'''

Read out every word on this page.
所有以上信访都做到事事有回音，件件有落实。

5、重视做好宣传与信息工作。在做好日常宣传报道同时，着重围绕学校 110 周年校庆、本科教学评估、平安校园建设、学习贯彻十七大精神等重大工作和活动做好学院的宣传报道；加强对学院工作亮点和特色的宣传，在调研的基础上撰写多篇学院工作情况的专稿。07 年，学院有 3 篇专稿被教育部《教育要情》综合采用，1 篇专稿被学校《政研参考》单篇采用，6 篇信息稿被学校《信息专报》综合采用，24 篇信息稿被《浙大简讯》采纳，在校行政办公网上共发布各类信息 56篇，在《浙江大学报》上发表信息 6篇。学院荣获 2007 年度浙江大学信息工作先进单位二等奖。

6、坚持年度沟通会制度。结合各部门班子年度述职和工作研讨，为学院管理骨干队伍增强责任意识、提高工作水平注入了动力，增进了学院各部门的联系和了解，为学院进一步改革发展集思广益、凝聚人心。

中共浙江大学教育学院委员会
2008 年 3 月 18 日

'''

● Short problem: Reproduce each entry word for word.

● Answer below:
Read out every word on this page.
所有以上信访都做到事事有回音，件件有落实。

5、重视做好宣传与信息工作。在做好日常宣传报道同时，着重围绕学校 110 周年校庆、本科教学评估、平安校园建设、学习贯彻十七大精神等重大工作和活动做好学院的宣传报道；加强对学院工作亮点和特色的宣传，在调研的基础上撰写多篇学院工作情况的专稿。07 年，学院有 3 篇专稿被教育部《教育要情》综合采用，1 篇专稿被学校《政研参考》单篇采用，6 篇信息稿被学校《信息专报》综合采用，24 篇信息稿被《浙大简讯》采纳，在校行政办公网上共发布各类信息 56篇，在《浙江大学报》上发表信息 6篇。学院荣获 2007 年度浙江大学信息工作先进单位二等奖。

6、坚持年度沟通会制度。结合各部门班子年度述职和工作研讨，为学院管理骨干队伍增强责任意识、提高工作水平注入了动力，增进了学院各部门的联系和了解，为学院进一步改革发展集思广益、凝聚人心。

中共浙江大学教育学院委员会
2008 年 3 月 18 日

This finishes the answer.